**The problem**
Copy all lines that contain the word "name".

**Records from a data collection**
------------------------
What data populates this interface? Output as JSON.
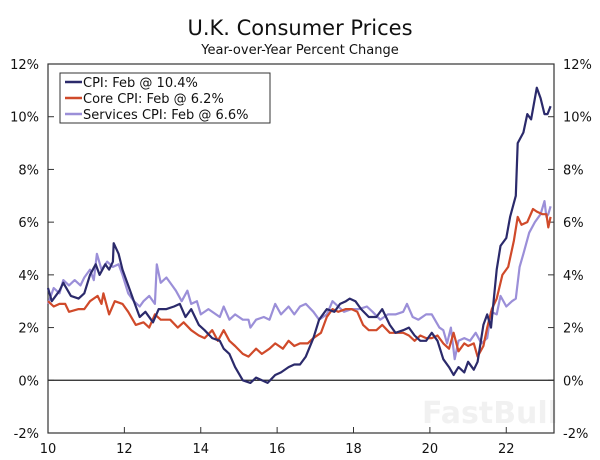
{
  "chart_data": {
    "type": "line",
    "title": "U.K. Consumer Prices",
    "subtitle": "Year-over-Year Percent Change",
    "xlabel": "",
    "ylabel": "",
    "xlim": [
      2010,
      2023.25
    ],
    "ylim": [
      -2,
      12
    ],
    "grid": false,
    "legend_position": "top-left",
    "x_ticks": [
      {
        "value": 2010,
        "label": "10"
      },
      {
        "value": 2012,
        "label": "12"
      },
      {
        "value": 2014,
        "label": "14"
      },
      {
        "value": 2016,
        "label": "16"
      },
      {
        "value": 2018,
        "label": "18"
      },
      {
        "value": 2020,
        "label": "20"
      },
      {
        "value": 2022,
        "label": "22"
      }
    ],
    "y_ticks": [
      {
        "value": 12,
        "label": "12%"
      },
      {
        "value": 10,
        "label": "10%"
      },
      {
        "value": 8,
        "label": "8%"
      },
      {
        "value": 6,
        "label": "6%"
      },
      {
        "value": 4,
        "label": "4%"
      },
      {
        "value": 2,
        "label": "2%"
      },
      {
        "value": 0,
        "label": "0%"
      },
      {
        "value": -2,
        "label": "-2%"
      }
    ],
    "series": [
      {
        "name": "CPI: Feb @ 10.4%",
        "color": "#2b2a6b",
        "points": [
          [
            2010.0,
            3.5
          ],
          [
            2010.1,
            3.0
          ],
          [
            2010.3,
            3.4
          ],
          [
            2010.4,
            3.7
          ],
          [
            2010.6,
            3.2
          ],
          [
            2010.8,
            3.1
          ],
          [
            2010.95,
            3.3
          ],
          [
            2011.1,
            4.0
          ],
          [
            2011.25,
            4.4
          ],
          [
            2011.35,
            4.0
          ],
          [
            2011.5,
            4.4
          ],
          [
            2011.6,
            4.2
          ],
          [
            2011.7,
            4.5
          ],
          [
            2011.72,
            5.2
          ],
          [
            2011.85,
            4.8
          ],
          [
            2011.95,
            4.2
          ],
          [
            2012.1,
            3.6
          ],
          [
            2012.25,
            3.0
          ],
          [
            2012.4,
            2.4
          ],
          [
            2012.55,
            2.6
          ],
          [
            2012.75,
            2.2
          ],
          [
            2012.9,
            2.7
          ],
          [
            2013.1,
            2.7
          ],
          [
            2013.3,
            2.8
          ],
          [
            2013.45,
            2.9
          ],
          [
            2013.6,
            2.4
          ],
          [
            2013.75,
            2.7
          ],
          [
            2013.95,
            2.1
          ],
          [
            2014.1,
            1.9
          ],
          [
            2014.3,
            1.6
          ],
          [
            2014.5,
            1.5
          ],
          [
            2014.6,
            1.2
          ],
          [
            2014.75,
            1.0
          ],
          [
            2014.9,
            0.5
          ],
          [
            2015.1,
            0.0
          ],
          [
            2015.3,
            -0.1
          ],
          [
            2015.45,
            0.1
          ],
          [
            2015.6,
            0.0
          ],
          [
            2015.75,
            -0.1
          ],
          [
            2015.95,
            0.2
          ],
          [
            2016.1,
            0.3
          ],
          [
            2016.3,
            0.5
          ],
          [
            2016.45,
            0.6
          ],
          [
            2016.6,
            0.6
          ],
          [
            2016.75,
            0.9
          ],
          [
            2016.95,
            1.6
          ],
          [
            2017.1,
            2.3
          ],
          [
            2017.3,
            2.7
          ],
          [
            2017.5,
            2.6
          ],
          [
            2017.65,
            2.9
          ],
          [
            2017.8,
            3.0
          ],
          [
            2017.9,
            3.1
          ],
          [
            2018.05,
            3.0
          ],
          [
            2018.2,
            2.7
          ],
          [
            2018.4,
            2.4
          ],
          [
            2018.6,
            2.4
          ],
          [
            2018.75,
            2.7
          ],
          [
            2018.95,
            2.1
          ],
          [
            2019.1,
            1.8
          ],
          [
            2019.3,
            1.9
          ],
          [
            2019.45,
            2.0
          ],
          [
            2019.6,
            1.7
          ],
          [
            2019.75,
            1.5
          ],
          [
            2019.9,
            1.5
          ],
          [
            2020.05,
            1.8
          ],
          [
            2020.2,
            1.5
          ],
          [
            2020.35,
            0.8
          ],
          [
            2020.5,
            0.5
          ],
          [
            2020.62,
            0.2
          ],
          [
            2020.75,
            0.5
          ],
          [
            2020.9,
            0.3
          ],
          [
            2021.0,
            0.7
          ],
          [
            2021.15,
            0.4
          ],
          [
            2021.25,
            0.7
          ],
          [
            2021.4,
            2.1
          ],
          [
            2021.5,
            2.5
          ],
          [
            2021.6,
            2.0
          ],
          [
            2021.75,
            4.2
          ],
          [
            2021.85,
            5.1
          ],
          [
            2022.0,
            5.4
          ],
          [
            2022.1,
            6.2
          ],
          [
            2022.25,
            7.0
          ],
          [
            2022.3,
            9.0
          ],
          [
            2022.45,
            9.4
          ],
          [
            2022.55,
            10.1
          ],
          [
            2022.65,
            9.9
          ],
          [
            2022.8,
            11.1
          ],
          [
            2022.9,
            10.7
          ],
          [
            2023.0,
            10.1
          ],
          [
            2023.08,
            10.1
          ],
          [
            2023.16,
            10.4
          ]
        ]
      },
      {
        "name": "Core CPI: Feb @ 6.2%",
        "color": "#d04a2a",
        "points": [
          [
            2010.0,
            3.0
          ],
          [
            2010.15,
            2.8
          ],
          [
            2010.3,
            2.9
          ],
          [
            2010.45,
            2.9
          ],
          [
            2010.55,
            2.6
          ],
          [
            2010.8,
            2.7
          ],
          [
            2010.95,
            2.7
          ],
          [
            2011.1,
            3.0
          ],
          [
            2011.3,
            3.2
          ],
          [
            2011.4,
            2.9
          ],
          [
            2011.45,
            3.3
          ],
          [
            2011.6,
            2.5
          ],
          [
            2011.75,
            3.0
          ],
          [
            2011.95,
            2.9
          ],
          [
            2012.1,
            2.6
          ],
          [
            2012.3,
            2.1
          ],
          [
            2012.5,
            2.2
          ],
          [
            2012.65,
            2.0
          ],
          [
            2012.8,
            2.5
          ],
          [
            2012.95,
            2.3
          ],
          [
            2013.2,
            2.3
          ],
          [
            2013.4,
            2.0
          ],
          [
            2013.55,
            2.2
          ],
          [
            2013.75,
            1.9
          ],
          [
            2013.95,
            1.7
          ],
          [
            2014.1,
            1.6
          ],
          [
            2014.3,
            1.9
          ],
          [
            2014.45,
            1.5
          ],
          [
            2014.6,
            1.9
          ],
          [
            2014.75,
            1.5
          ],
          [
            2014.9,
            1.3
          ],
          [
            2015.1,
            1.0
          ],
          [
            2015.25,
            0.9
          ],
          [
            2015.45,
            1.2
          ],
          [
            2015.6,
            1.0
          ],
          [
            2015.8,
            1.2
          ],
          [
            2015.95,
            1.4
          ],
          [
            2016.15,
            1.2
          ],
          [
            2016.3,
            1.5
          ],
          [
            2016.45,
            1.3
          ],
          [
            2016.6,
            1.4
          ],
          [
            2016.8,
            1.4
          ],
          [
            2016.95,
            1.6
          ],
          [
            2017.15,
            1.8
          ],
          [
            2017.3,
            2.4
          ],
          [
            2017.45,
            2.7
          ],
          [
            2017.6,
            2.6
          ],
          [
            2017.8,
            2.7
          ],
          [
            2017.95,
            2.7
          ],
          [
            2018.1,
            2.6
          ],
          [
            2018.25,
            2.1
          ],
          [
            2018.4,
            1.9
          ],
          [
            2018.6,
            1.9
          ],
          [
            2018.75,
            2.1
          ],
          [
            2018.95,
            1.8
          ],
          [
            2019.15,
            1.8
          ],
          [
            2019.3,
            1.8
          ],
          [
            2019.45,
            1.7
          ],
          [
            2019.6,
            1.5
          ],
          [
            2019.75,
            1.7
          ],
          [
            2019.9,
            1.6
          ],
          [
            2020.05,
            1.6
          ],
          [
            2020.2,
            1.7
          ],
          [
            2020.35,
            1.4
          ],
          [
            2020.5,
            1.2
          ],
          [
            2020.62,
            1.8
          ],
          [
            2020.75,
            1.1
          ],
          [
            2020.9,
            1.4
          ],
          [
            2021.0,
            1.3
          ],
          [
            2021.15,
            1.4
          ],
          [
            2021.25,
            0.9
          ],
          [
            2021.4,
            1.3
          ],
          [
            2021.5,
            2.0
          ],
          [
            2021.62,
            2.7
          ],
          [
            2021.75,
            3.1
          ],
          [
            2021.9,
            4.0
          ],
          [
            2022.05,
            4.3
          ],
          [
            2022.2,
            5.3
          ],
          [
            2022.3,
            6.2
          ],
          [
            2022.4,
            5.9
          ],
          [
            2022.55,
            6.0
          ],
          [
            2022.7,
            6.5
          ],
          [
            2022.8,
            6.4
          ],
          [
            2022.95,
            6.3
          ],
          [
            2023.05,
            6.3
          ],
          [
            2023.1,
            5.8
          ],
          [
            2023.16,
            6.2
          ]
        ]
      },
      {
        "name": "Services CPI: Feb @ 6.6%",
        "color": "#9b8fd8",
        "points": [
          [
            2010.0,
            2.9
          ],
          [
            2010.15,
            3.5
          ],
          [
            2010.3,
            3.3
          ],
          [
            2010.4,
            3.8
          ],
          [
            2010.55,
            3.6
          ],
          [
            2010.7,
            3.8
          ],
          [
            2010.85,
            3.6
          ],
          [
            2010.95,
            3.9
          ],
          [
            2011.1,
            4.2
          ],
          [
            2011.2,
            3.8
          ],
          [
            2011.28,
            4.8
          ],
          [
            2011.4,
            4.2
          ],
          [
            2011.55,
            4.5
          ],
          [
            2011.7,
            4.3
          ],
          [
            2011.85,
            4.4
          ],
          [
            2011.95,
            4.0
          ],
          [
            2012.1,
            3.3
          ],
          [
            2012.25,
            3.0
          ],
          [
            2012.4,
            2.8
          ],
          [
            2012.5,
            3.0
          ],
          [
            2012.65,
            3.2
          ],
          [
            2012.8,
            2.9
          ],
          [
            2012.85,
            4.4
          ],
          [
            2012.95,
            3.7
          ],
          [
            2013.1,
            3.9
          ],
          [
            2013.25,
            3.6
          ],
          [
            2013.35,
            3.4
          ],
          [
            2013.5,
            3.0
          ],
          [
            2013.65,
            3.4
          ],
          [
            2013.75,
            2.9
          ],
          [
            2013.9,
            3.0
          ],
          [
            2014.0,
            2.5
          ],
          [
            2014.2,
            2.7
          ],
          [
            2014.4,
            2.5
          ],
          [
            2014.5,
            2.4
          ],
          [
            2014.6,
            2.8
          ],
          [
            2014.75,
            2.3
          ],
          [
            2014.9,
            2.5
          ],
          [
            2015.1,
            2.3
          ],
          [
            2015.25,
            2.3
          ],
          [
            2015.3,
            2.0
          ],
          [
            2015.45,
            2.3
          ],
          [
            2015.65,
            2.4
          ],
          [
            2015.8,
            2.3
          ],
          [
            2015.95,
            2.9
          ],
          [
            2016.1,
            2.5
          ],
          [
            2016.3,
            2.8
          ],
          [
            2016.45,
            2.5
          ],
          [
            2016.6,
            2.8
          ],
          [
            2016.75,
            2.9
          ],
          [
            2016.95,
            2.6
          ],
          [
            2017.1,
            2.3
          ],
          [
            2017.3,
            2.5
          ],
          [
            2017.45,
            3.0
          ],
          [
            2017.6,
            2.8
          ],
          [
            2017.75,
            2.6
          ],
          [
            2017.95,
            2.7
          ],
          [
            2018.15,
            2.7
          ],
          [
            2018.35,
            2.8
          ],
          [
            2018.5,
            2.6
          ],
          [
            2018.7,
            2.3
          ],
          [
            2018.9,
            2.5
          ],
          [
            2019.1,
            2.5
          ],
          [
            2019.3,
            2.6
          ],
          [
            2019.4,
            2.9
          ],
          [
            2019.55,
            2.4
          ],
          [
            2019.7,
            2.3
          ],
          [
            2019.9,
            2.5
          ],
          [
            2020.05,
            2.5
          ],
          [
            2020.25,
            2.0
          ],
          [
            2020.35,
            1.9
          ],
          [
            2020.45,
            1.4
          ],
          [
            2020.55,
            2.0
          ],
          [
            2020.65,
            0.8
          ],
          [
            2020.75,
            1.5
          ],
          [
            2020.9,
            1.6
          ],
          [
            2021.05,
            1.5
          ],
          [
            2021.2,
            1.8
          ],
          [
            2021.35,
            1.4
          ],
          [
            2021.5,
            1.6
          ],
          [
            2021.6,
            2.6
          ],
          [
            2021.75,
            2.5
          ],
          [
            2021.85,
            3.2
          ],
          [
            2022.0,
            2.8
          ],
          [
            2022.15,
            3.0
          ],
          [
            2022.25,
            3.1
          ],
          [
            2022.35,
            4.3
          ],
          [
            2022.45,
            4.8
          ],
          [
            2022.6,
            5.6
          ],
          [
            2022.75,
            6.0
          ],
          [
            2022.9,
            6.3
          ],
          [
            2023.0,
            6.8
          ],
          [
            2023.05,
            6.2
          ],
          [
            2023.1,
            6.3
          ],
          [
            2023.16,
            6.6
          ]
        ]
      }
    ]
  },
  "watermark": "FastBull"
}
------------------------
**Result**
        "name": "CPI: Feb @ 10.4%",
        "name": "Core CPI: Feb @ 6.2%",
        "name": "Services CPI: Feb @ 6.6%",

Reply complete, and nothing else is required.